>>>>

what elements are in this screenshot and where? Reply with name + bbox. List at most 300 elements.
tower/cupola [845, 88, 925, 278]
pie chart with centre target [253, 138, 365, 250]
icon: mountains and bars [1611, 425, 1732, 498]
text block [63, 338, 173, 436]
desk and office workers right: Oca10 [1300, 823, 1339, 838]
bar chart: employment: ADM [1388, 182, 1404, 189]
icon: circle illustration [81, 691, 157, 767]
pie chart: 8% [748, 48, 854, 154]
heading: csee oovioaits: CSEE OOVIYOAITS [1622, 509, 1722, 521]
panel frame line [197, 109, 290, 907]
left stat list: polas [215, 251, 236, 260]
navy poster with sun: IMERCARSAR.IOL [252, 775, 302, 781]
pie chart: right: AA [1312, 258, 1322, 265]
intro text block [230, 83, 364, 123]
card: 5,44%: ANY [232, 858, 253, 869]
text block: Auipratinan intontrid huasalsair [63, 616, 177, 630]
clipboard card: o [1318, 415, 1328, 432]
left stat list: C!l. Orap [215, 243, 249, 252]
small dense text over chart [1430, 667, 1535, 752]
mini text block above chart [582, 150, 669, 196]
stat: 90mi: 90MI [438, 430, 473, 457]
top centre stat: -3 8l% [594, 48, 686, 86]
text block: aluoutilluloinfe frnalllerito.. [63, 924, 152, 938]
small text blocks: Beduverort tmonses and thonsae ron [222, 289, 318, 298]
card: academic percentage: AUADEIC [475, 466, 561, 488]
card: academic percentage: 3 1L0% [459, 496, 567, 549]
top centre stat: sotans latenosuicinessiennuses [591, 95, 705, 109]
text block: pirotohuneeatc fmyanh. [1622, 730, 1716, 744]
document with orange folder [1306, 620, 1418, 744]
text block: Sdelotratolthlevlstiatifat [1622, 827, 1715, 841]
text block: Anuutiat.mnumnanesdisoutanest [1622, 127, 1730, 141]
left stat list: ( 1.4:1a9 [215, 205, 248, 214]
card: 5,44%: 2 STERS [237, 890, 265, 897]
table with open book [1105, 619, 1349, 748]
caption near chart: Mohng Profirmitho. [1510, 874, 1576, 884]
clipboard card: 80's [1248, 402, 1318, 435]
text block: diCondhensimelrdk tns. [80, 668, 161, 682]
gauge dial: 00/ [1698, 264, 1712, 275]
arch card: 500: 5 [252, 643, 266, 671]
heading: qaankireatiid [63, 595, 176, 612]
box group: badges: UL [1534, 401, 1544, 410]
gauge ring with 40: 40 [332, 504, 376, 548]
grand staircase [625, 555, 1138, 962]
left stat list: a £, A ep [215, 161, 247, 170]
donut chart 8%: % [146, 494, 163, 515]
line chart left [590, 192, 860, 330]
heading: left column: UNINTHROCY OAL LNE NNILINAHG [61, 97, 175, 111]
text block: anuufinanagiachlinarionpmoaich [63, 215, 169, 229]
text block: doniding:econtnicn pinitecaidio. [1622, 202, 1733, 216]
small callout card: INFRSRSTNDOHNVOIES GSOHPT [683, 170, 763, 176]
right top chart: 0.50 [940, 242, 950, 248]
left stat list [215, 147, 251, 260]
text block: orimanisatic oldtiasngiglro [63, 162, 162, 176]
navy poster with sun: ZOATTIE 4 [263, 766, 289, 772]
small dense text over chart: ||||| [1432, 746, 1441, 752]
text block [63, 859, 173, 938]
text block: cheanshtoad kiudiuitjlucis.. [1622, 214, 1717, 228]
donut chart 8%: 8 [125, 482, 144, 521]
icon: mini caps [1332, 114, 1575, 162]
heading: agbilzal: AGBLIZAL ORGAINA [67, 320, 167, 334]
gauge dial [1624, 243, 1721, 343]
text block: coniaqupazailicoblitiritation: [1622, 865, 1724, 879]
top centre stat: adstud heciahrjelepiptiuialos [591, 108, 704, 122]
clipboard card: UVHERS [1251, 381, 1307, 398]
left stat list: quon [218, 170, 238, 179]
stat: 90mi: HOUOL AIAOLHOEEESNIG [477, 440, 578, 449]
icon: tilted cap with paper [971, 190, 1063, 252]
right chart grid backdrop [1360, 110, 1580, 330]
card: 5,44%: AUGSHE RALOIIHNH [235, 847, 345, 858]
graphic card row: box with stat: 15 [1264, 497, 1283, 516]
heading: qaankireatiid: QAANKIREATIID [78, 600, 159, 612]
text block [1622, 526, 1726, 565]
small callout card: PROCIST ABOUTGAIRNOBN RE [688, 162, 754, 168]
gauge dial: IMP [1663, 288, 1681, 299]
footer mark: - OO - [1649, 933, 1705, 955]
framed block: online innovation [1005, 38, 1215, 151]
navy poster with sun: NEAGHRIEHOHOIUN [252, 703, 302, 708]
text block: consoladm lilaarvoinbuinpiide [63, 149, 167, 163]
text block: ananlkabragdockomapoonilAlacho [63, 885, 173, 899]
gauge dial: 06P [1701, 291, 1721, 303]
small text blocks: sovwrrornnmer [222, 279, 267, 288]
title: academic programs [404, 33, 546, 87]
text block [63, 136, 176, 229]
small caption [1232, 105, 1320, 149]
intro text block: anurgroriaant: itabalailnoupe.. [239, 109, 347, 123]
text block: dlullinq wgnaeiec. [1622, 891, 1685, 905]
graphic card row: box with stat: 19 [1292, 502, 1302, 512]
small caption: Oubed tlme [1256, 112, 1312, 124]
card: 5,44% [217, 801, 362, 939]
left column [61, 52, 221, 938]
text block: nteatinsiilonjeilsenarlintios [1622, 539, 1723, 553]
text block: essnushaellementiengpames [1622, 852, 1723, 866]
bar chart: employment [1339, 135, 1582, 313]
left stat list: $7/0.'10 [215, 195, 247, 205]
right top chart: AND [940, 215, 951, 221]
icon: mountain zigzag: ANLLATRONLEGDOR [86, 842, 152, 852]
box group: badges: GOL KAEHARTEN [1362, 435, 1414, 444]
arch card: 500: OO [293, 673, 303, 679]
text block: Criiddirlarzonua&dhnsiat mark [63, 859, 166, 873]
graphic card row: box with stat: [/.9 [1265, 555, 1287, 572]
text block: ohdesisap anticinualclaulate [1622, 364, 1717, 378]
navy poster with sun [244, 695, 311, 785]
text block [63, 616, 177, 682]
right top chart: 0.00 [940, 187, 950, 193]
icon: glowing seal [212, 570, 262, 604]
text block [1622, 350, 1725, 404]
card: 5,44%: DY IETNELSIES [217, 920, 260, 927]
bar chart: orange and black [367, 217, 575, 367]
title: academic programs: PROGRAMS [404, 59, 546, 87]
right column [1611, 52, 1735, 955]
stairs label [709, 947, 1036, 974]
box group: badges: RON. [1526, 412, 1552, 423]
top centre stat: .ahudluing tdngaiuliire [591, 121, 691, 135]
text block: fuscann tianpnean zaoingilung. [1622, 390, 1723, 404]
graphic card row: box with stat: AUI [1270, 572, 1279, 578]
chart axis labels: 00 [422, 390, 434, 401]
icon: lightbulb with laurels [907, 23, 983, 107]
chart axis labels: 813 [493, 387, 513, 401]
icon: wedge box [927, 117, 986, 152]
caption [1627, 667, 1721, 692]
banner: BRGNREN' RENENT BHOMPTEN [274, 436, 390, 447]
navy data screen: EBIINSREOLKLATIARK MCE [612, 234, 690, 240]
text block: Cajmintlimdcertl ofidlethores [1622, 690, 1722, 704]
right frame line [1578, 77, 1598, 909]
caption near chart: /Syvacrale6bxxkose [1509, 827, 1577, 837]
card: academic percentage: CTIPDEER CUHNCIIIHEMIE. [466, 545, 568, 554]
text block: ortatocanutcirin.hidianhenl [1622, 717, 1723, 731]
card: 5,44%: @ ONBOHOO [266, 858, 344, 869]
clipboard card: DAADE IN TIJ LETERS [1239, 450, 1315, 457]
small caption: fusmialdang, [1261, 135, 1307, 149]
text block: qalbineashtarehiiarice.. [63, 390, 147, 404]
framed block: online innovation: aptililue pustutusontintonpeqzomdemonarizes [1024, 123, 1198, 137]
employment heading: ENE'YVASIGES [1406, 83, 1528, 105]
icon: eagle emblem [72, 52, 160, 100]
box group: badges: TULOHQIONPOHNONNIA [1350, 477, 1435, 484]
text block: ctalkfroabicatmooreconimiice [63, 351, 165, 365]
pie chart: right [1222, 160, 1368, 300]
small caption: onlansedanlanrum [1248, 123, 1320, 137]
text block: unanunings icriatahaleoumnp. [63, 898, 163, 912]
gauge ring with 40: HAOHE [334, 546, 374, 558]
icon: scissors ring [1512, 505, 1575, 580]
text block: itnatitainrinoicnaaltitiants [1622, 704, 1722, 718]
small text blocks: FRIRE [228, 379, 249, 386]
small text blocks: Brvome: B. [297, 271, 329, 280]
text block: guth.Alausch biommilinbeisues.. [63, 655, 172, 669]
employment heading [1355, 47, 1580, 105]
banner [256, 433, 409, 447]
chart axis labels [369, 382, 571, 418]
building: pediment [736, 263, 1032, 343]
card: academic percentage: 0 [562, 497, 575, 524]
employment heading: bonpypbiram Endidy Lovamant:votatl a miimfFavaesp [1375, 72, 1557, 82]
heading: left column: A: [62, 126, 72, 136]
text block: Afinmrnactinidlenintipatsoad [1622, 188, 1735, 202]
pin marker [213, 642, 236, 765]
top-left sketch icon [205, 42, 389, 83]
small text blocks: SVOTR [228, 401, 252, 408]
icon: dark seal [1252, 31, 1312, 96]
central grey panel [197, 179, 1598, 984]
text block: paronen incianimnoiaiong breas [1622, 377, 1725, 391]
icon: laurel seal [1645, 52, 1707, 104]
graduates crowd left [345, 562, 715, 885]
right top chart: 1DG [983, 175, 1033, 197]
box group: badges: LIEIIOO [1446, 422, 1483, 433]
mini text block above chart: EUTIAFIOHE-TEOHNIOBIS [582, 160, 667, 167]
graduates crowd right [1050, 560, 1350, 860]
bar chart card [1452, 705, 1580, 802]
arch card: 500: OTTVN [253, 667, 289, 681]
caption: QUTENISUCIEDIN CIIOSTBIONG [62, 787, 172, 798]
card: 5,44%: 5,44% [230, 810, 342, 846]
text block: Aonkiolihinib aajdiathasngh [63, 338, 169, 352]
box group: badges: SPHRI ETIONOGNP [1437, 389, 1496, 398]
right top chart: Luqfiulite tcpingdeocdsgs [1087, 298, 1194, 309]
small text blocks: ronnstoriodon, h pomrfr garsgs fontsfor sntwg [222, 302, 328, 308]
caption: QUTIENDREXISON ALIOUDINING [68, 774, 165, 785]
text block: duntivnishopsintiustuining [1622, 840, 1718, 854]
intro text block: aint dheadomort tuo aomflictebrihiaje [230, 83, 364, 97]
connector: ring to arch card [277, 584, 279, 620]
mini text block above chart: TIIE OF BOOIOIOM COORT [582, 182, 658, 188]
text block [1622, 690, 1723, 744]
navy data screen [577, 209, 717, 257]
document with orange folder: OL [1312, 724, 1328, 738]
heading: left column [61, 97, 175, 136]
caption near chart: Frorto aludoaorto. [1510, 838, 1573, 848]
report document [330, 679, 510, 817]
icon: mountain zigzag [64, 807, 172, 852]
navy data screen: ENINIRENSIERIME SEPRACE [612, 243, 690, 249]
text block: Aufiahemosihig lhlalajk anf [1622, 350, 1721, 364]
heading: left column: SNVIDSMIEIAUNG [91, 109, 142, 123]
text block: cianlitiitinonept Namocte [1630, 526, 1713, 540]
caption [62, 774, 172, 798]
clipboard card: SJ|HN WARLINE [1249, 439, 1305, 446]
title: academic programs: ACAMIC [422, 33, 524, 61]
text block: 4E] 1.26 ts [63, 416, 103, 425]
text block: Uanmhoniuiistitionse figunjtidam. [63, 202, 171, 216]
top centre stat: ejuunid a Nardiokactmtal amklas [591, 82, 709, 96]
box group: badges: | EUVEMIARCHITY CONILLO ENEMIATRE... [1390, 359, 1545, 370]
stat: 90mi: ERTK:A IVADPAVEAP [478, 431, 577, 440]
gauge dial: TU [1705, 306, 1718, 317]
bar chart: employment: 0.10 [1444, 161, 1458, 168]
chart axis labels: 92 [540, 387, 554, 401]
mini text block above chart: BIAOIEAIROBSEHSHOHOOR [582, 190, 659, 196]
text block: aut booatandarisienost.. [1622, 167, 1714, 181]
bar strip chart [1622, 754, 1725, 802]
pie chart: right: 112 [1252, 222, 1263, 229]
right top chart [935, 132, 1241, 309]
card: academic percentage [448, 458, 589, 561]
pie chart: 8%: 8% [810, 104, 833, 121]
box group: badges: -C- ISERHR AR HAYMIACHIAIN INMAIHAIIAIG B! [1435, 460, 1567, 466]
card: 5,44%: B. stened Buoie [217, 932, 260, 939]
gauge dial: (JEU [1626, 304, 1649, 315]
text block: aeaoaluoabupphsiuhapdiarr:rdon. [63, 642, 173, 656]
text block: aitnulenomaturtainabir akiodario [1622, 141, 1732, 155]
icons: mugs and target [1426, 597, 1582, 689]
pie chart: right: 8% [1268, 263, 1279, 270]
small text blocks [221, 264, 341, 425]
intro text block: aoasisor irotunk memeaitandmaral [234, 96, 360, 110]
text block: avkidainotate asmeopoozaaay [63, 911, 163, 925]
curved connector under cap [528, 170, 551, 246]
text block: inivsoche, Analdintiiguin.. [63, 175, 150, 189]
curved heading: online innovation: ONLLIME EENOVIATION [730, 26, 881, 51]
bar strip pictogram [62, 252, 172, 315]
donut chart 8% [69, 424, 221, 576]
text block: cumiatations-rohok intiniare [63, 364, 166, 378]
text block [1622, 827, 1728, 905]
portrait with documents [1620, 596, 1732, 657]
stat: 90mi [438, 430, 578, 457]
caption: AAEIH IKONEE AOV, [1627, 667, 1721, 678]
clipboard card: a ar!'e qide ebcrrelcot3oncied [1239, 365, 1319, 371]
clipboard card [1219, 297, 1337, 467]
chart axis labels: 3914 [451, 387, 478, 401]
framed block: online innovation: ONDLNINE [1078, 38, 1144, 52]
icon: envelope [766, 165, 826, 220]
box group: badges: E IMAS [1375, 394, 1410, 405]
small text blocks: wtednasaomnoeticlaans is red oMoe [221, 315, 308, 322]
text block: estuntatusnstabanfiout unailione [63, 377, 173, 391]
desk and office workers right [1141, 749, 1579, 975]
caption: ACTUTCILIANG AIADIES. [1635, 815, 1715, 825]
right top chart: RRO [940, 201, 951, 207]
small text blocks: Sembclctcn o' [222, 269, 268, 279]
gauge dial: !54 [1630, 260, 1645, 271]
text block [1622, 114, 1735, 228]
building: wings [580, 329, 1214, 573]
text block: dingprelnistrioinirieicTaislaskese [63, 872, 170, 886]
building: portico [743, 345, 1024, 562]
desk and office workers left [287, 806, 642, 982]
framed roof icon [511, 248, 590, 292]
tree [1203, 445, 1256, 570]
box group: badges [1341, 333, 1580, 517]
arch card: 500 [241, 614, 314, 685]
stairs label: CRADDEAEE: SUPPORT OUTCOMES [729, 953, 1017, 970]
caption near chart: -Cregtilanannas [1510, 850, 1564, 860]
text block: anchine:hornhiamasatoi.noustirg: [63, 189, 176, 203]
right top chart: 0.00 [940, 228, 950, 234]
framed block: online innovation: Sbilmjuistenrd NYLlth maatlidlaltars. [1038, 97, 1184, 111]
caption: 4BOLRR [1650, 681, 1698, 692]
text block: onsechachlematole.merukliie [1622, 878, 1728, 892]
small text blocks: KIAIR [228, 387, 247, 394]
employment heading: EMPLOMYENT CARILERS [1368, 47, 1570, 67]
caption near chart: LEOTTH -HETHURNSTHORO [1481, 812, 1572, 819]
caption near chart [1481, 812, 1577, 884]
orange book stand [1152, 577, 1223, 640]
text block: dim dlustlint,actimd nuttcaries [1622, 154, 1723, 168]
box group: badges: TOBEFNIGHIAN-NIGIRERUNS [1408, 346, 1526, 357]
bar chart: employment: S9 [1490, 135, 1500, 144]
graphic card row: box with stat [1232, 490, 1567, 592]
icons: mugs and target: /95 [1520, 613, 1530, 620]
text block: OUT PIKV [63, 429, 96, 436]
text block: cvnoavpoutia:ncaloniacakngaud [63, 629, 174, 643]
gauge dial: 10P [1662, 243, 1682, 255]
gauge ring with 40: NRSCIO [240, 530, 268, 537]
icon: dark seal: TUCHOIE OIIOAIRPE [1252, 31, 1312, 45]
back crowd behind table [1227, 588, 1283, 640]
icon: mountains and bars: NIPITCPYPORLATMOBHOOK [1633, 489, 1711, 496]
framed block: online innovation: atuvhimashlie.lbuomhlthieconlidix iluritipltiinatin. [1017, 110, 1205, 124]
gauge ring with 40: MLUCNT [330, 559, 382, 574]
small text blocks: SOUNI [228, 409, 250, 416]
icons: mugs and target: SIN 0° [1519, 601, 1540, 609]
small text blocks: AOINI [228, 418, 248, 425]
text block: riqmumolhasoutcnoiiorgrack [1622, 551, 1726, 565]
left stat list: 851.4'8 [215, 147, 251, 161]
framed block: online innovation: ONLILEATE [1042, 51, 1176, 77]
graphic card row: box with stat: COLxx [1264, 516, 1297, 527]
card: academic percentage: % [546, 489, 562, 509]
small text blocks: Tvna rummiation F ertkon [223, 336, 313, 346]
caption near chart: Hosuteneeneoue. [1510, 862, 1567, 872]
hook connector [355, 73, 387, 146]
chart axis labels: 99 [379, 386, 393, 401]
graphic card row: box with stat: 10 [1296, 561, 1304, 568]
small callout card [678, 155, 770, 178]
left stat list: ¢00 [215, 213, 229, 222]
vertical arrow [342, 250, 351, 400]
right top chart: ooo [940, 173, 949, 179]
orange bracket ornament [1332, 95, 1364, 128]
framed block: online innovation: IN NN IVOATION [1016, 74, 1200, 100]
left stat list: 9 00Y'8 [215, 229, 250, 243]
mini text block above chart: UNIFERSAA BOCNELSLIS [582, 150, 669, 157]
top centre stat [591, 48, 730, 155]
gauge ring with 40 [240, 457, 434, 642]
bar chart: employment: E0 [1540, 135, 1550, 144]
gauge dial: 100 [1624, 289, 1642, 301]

<<<<

§ Your assignment:
Where a line of the records above holds the word "dial", copy that line.

§ Exercise answer:
gauge dial: 00/ [1698, 264, 1712, 275]
gauge dial [1624, 243, 1721, 343]
gauge dial: IMP [1663, 288, 1681, 299]
gauge dial: 06P [1701, 291, 1721, 303]
gauge dial: TU [1705, 306, 1718, 317]
gauge dial: (JEU [1626, 304, 1649, 315]
gauge dial: !54 [1630, 260, 1645, 271]
gauge dial: 10P [1662, 243, 1682, 255]
gauge dial: 100 [1624, 289, 1642, 301]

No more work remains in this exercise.